● **WHAT THIS TASK INVOLVES**
Lift every line from the entries that includes the word "name".

━━ INPUT MATERIAL

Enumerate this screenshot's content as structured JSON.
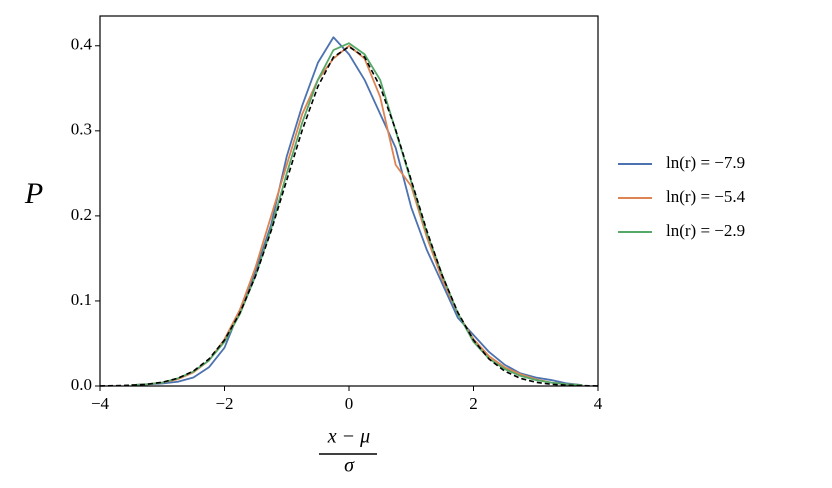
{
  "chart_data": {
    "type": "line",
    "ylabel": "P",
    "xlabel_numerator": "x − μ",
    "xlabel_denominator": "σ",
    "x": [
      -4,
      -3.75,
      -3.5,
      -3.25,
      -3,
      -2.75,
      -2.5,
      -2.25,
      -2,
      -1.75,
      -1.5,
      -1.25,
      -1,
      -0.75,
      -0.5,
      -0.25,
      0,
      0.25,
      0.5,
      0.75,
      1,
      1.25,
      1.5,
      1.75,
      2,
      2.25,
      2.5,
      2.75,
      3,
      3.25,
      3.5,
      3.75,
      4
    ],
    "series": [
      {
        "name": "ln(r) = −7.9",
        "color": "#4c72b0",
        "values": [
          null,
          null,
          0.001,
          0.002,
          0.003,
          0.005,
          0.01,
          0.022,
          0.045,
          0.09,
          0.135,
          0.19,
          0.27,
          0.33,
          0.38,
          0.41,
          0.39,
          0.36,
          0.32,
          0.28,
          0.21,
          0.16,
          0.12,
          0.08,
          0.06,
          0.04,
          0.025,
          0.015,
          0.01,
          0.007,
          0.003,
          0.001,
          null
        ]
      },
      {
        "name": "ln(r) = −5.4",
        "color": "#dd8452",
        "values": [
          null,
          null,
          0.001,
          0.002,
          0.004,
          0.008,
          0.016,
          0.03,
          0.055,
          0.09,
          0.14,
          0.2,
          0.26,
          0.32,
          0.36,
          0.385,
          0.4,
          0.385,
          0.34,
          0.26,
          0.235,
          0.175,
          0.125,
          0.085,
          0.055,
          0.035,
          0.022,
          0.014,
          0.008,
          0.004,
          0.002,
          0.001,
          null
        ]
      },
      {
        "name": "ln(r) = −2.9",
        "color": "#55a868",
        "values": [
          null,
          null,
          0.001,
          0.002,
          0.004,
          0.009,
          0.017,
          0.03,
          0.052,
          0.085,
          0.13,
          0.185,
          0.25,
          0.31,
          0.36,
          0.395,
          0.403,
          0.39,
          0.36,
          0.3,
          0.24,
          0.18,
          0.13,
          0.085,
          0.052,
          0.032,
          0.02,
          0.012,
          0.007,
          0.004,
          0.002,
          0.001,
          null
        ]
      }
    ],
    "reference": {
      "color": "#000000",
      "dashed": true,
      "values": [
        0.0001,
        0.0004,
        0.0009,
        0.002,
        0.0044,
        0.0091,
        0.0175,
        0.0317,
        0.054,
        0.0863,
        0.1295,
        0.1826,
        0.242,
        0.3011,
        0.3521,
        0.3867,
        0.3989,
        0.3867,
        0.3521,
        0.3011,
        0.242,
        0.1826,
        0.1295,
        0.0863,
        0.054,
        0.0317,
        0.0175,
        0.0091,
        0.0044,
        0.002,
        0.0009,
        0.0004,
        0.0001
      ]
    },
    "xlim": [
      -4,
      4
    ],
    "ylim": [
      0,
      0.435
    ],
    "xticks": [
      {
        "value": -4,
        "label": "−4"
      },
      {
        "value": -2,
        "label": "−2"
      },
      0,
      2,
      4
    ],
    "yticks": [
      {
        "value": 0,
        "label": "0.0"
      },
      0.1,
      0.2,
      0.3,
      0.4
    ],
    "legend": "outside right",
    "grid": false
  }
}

━━━━
━━ INPUT MATERIAL

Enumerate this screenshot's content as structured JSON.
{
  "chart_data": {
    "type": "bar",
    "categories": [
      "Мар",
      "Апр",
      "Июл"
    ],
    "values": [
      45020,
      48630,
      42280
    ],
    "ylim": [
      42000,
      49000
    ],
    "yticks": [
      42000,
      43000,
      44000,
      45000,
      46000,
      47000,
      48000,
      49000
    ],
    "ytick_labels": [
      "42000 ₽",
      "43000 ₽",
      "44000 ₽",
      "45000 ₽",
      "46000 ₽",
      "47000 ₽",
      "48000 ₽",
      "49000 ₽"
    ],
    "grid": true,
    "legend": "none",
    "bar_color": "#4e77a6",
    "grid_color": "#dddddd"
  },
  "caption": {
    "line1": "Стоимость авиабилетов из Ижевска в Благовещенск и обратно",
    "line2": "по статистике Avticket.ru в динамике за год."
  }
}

━━━━
━━ INPUT MATERIAL

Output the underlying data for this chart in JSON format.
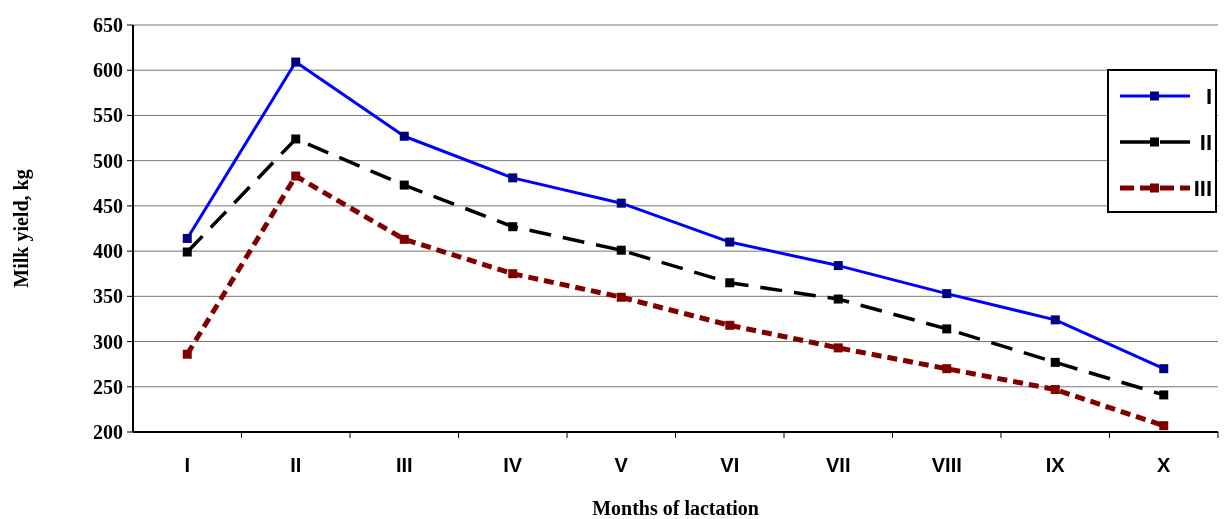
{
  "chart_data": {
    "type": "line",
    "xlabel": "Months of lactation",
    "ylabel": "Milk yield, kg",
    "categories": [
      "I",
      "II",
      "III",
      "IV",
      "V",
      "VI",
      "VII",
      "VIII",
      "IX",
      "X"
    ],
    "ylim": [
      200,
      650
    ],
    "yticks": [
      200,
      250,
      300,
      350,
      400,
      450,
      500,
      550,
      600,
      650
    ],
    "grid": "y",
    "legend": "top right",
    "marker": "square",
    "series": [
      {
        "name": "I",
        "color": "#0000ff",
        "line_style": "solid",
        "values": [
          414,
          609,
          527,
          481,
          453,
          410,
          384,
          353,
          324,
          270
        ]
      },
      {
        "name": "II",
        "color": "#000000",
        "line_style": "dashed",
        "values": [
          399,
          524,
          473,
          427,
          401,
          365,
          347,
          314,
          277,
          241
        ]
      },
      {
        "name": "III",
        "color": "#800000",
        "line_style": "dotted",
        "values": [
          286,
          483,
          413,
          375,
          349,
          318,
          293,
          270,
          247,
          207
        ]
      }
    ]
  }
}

━━━━

● **EXERCISE RESPONSE**
        "name": "ln(r) = −7.9",
        "name": "ln(r) = −5.4",
        "name": "ln(r) = −2.9",
        "name": "I",
        "name": "II",
        "name": "III",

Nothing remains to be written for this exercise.